>> BEGIN TASK INPUTS
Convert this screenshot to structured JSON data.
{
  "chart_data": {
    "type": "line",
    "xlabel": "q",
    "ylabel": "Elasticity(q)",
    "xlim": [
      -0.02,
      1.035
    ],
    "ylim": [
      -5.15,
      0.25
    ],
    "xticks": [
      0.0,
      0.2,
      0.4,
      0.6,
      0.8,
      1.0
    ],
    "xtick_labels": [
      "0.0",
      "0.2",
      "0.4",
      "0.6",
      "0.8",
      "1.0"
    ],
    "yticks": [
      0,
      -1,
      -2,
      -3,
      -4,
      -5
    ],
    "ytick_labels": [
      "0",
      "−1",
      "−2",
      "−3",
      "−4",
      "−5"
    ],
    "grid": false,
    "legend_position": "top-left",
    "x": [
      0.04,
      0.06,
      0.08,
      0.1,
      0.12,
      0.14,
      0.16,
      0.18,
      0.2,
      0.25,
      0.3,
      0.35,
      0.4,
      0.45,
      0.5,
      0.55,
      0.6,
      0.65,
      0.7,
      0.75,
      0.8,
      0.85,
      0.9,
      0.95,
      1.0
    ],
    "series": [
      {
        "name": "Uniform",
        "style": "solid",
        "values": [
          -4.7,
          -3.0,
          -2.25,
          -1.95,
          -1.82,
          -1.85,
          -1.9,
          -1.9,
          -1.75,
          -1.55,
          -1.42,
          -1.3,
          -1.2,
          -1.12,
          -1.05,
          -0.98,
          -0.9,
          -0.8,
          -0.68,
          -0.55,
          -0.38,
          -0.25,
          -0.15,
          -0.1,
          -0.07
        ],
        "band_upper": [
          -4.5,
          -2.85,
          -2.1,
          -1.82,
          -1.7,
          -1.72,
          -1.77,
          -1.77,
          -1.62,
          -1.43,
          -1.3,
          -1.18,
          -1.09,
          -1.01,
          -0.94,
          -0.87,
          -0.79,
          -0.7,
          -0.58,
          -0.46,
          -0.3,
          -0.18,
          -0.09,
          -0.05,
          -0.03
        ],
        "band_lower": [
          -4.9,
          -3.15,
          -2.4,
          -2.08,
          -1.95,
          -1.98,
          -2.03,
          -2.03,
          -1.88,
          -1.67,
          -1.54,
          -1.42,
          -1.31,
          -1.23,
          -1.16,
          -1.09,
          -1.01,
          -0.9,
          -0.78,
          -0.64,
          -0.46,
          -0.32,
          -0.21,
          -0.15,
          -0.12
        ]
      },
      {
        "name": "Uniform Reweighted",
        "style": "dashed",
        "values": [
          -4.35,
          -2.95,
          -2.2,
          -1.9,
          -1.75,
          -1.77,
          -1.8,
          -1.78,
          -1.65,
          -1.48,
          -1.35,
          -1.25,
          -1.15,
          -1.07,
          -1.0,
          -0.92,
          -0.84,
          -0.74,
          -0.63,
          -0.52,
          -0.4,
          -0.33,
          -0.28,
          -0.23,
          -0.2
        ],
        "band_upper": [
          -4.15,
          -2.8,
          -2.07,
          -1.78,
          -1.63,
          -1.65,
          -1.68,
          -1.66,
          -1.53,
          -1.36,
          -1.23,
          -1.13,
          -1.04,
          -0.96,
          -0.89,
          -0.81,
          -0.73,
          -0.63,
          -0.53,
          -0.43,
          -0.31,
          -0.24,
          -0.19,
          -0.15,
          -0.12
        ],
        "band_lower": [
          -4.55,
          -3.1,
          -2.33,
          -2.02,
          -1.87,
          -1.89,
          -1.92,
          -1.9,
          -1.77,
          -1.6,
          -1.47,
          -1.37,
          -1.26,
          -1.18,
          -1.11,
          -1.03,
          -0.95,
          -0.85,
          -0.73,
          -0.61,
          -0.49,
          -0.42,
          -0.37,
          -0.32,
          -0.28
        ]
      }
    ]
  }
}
>> END TASK INPUTS
* WHAT THE EXERCISE ASKS
Which lines above hold the word "name"? Copy each of them.

* RESULT BELOW
        "name": "Uniform",
        "name": "Uniform Reweighted",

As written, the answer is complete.